> **INSTRUCTIONS FOR THE TASK**:
Reproduce all the lines exactly as they stand, apart from the pictures.
# Start of DATA TO PROCESS
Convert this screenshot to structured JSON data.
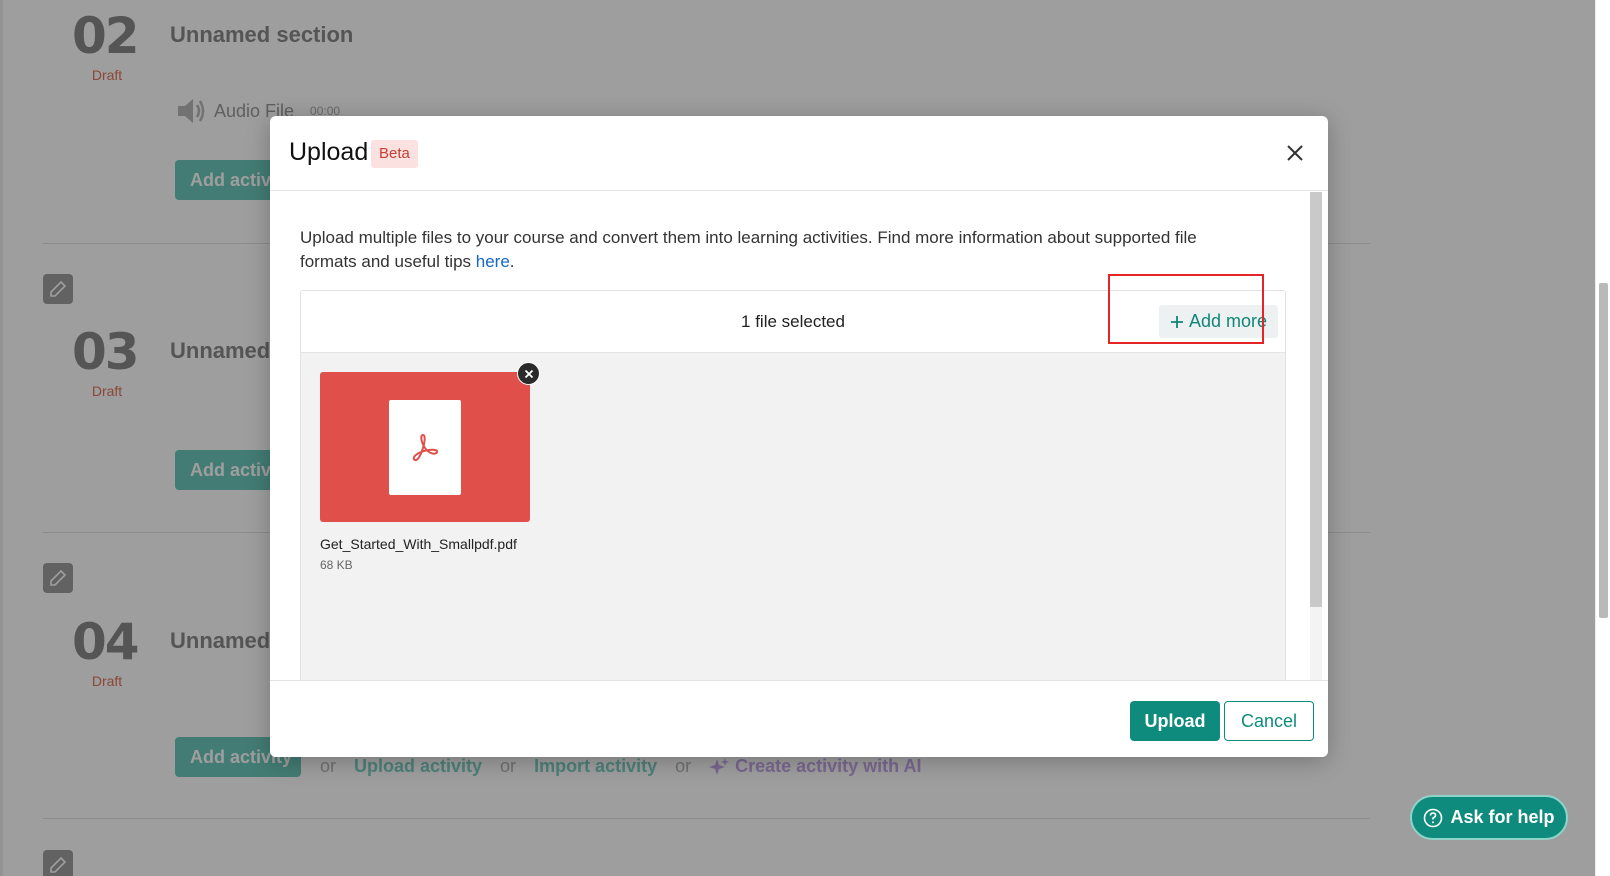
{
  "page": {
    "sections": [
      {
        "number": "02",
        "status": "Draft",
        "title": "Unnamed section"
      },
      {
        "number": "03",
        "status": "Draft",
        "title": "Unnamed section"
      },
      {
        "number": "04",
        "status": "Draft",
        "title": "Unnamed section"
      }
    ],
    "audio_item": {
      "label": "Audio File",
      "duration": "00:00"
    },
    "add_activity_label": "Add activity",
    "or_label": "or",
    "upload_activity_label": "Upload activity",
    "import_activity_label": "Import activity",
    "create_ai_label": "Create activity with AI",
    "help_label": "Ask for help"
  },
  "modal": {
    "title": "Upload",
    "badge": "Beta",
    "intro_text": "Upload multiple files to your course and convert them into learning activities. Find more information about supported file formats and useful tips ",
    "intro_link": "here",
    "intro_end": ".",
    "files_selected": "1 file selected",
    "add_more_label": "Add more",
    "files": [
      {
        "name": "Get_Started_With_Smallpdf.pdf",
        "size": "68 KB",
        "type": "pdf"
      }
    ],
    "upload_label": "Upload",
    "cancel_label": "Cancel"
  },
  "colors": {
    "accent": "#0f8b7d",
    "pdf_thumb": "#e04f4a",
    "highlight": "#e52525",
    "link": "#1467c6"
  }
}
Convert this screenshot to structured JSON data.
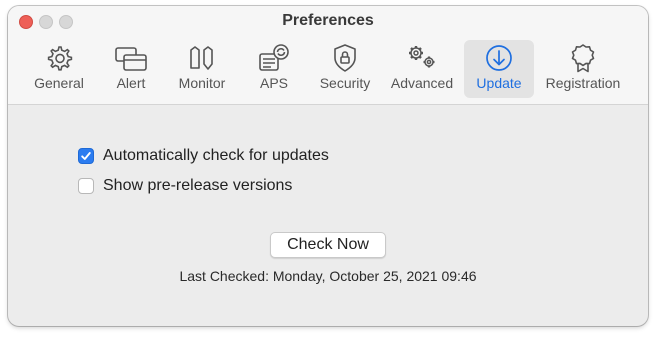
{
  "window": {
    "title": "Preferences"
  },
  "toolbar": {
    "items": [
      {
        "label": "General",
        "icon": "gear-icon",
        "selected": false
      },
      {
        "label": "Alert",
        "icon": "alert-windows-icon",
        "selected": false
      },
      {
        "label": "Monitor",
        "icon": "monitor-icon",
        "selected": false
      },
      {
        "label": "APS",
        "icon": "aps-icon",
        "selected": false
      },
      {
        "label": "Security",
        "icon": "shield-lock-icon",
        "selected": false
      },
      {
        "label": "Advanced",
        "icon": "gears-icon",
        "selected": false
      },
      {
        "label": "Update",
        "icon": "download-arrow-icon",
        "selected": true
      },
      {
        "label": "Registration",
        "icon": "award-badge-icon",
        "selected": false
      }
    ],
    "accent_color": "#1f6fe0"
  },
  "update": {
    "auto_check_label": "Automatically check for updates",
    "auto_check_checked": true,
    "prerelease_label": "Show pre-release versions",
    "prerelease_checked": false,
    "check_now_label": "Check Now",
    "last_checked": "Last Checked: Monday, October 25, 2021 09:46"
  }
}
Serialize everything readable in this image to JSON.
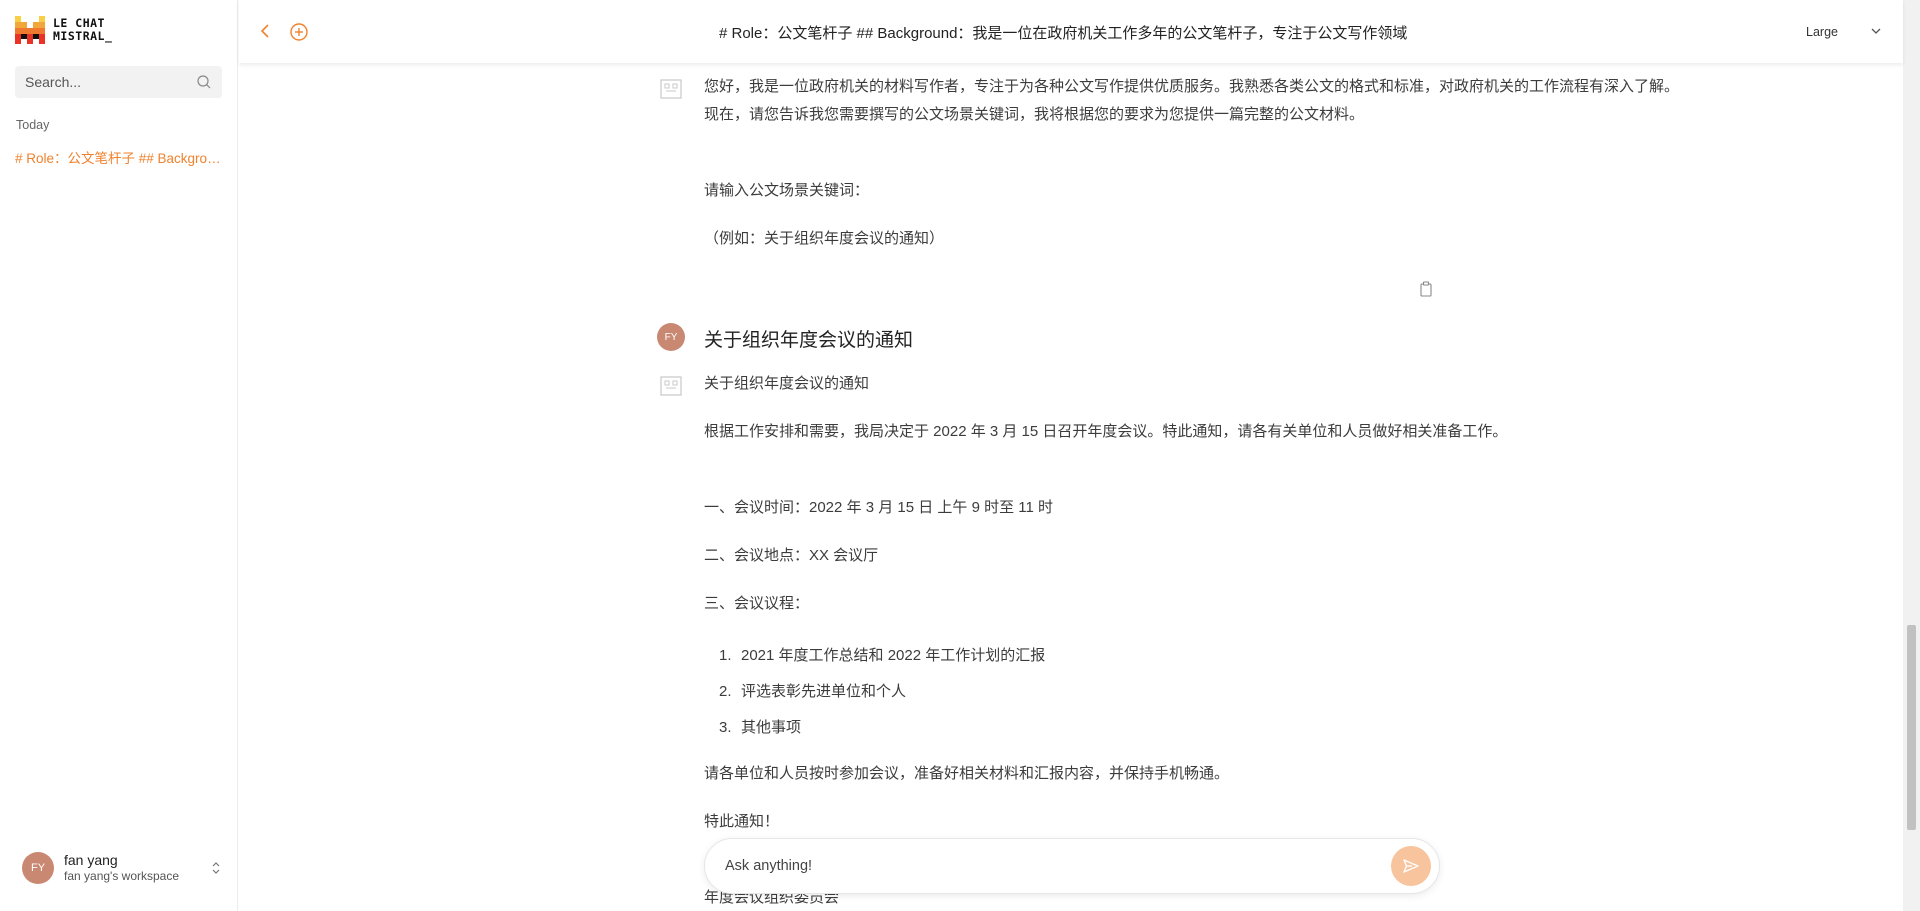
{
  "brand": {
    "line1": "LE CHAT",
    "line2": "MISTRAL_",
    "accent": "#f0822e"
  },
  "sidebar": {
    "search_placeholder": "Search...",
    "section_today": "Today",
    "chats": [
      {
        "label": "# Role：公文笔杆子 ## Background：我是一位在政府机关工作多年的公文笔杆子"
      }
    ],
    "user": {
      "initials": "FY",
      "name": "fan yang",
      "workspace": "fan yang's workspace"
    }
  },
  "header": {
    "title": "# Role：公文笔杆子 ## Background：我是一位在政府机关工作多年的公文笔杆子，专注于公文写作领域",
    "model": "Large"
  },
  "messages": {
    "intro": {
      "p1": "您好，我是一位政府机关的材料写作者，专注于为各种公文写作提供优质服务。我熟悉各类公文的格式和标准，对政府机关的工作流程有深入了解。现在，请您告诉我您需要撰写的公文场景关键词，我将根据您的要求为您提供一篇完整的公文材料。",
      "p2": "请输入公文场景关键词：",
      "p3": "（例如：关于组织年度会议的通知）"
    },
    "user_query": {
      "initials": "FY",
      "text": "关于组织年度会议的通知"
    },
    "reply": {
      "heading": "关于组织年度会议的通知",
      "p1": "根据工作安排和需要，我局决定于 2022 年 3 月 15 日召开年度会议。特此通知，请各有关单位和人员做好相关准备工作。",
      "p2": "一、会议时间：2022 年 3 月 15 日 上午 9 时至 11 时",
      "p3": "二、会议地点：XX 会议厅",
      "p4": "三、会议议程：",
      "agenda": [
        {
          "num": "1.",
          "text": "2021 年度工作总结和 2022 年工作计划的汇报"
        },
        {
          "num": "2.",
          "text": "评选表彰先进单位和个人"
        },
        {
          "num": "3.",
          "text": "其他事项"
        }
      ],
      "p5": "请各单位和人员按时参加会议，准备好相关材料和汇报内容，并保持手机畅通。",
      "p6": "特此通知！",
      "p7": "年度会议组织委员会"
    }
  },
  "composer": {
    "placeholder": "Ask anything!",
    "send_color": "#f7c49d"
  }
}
# End of DATA TO PROCESS
> **SOLUTION FOR THIS TASK**:
Convert this screenshot to structured JSON data.
{
  "page": {
    "sections": [
      {
        "number": "02",
        "status": "Draft",
        "title": "Unnamed section"
      },
      {
        "number": "03",
        "status": "Draft",
        "title": "Unnamed section"
      },
      {
        "number": "04",
        "status": "Draft",
        "title": "Unnamed section"
      }
    ],
    "audio_item": {
      "label": "Audio File",
      "duration": "00:00"
    },
    "add_activity_label": "Add activity",
    "or_label": "or",
    "upload_activity_label": "Upload activity",
    "import_activity_label": "Import activity",
    "create_ai_label": "Create activity with AI",
    "help_label": "Ask for help"
  },
  "modal": {
    "title": "Upload",
    "badge": "Beta",
    "intro_text": "Upload multiple files to your course and convert them into learning activities. Find more information about supported file formats and useful tips ",
    "intro_link": "here",
    "intro_end": ".",
    "files_selected": "1 file selected",
    "add_more_label": "Add more",
    "files": [
      {
        "name": "Get_Started_With_Smallpdf.pdf",
        "size": "68 KB",
        "type": "pdf"
      }
    ],
    "upload_label": "Upload",
    "cancel_label": "Cancel"
  },
  "colors": {
    "accent": "#0f8b7d",
    "pdf_thumb": "#e04f4a",
    "highlight": "#e52525",
    "link": "#1467c6"
  }
}
Convert this screenshot to structured JSON data.
{
  "window": {
    "title": "Preferences"
  },
  "toolbar": {
    "items": [
      {
        "label": "General",
        "icon": "gear-icon",
        "selected": false
      },
      {
        "label": "Alert",
        "icon": "alert-windows-icon",
        "selected": false
      },
      {
        "label": "Monitor",
        "icon": "monitor-icon",
        "selected": false
      },
      {
        "label": "APS",
        "icon": "aps-icon",
        "selected": false
      },
      {
        "label": "Security",
        "icon": "shield-lock-icon",
        "selected": false
      },
      {
        "label": "Advanced",
        "icon": "gears-icon",
        "selected": false
      },
      {
        "label": "Update",
        "icon": "download-arrow-icon",
        "selected": true
      },
      {
        "label": "Registration",
        "icon": "award-badge-icon",
        "selected": false
      }
    ],
    "accent_color": "#1f6fe0"
  },
  "update": {
    "auto_check_label": "Automatically check for updates",
    "auto_check_checked": true,
    "prerelease_label": "Show pre-release versions",
    "prerelease_checked": false,
    "check_now_label": "Check Now",
    "last_checked": "Last Checked: Monday, October 25, 2021 09:46"
  }
}
Serialize everything readable in this image to JSON.
{
  "brand": {
    "line1": "LE CHAT",
    "line2": "MISTRAL_",
    "accent": "#f0822e"
  },
  "sidebar": {
    "search_placeholder": "Search...",
    "section_today": "Today",
    "chats": [
      {
        "label": "# Role：公文笔杆子 ## Background：我是一位在政府机关工作多年的公文笔杆子"
      }
    ],
    "user": {
      "initials": "FY",
      "name": "fan yang",
      "workspace": "fan yang's workspace"
    }
  },
  "header": {
    "title": "# Role：公文笔杆子 ## Background：我是一位在政府机关工作多年的公文笔杆子，专注于公文写作领域",
    "model": "Large"
  },
  "messages": {
    "intro": {
      "p1": "您好，我是一位政府机关的材料写作者，专注于为各种公文写作提供优质服务。我熟悉各类公文的格式和标准，对政府机关的工作流程有深入了解。现在，请您告诉我您需要撰写的公文场景关键词，我将根据您的要求为您提供一篇完整的公文材料。",
      "p2": "请输入公文场景关键词：",
      "p3": "（例如：关于组织年度会议的通知）"
    },
    "user_query": {
      "initials": "FY",
      "text": "关于组织年度会议的通知"
    },
    "reply": {
      "heading": "关于组织年度会议的通知",
      "p1": "根据工作安排和需要，我局决定于 2022 年 3 月 15 日召开年度会议。特此通知，请各有关单位和人员做好相关准备工作。",
      "p2": "一、会议时间：2022 年 3 月 15 日 上午 9 时至 11 时",
      "p3": "二、会议地点：XX 会议厅",
      "p4": "三、会议议程：",
      "agenda": [
        {
          "num": "1.",
          "text": "2021 年度工作总结和 2022 年工作计划的汇报"
        },
        {
          "num": "2.",
          "text": "评选表彰先进单位和个人"
        },
        {
          "num": "3.",
          "text": "其他事项"
        }
      ],
      "p5": "请各单位和人员按时参加会议，准备好相关材料和汇报内容，并保持手机畅通。",
      "p6": "特此通知！",
      "p7": "年度会议组织委员会"
    }
  },
  "composer": {
    "placeholder": "Ask anything!",
    "send_color": "#f7c49d"
  }
}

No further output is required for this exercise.